Annotated element listings:

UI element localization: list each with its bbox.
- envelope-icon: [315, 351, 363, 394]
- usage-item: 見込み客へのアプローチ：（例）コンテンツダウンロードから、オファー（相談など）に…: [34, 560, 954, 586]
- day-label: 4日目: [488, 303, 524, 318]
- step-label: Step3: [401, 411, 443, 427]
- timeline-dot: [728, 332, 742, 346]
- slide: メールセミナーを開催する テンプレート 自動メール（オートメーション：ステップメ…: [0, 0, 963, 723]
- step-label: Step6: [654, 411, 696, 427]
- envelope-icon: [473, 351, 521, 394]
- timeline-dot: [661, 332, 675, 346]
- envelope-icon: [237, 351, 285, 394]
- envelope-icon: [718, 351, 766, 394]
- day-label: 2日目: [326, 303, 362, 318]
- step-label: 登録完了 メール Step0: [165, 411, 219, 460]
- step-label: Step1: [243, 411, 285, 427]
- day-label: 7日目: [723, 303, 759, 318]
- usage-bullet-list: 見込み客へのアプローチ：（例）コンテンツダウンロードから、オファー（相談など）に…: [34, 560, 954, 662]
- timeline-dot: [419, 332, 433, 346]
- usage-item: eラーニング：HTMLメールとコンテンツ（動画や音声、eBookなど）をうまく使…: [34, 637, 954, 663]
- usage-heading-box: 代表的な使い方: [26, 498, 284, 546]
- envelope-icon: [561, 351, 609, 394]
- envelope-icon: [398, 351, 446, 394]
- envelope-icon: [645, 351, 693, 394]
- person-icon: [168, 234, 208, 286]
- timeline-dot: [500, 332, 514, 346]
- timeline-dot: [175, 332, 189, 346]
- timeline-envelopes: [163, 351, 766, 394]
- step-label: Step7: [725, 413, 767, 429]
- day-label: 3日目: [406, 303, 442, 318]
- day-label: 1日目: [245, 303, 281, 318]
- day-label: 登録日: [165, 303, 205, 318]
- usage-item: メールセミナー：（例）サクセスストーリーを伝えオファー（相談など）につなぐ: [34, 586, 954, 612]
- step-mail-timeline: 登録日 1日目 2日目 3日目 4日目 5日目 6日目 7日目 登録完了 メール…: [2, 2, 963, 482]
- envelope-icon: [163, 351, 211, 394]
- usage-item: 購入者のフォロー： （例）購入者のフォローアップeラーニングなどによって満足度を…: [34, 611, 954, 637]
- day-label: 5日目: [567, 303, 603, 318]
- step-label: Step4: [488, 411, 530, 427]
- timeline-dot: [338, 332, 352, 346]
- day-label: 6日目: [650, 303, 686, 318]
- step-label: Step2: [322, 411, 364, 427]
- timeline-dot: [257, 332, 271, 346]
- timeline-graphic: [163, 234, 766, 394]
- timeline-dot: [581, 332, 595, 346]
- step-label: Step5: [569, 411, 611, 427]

* **Exercise task**: Reproduce all of the data above line for line, without changing anything.

* **Task output**:
UI element localization: list each with its bbox.
- envelope-icon: [315, 351, 363, 394]
- usage-item: 見込み客へのアプローチ：（例）コンテンツダウンロードから、オファー（相談など）に…: [34, 560, 954, 586]
- day-label: 4日目: [488, 303, 524, 318]
- step-label: Step3: [401, 411, 443, 427]
- timeline-dot: [728, 332, 742, 346]
- slide: メールセミナーを開催する テンプレート 自動メール（オートメーション：ステップメ…: [0, 0, 963, 723]
- step-label: Step6: [654, 411, 696, 427]
- envelope-icon: [473, 351, 521, 394]
- timeline-dot: [661, 332, 675, 346]
- envelope-icon: [237, 351, 285, 394]
- envelope-icon: [718, 351, 766, 394]
- day-label: 2日目: [326, 303, 362, 318]
- step-label: 登録完了 メール Step0: [165, 411, 219, 460]
- step-label: Step1: [243, 411, 285, 427]
- day-label: 7日目: [723, 303, 759, 318]
- usage-bullet-list: 見込み客へのアプローチ：（例）コンテンツダウンロードから、オファー（相談など）に…: [34, 560, 954, 662]
- timeline-dot: [419, 332, 433, 346]
- usage-item: eラーニング：HTMLメールとコンテンツ（動画や音声、eBookなど）をうまく使…: [34, 637, 954, 663]
- usage-heading-box: 代表的な使い方: [26, 498, 284, 546]
- envelope-icon: [561, 351, 609, 394]
- envelope-icon: [398, 351, 446, 394]
- envelope-icon: [645, 351, 693, 394]
- person-icon: [168, 234, 208, 286]
- timeline-dot: [500, 332, 514, 346]
- timeline-dot: [175, 332, 189, 346]
- timeline-envelopes: [163, 351, 766, 394]
- step-label: Step7: [725, 413, 767, 429]
- day-label: 3日目: [406, 303, 442, 318]
- day-label: 1日目: [245, 303, 281, 318]
- day-label: 登録日: [165, 303, 205, 318]
- usage-item: メールセミナー：（例）サクセスストーリーを伝えオファー（相談など）につなぐ: [34, 586, 954, 612]
- step-mail-timeline: 登録日 1日目 2日目 3日目 4日目 5日目 6日目 7日目 登録完了 メール…: [2, 2, 963, 482]
- envelope-icon: [163, 351, 211, 394]
- usage-item: 購入者のフォロー： （例）購入者のフォローアップeラーニングなどによって満足度を…: [34, 611, 954, 637]
- day-label: 5日目: [567, 303, 603, 318]
- step-label: Step4: [488, 411, 530, 427]
- timeline-dot: [338, 332, 352, 346]
- day-label: 6日目: [650, 303, 686, 318]
- step-label: Step2: [322, 411, 364, 427]
- timeline-dot: [257, 332, 271, 346]
- timeline-graphic: [163, 234, 766, 394]
- timeline-dot: [581, 332, 595, 346]
- step-label: Step5: [569, 411, 611, 427]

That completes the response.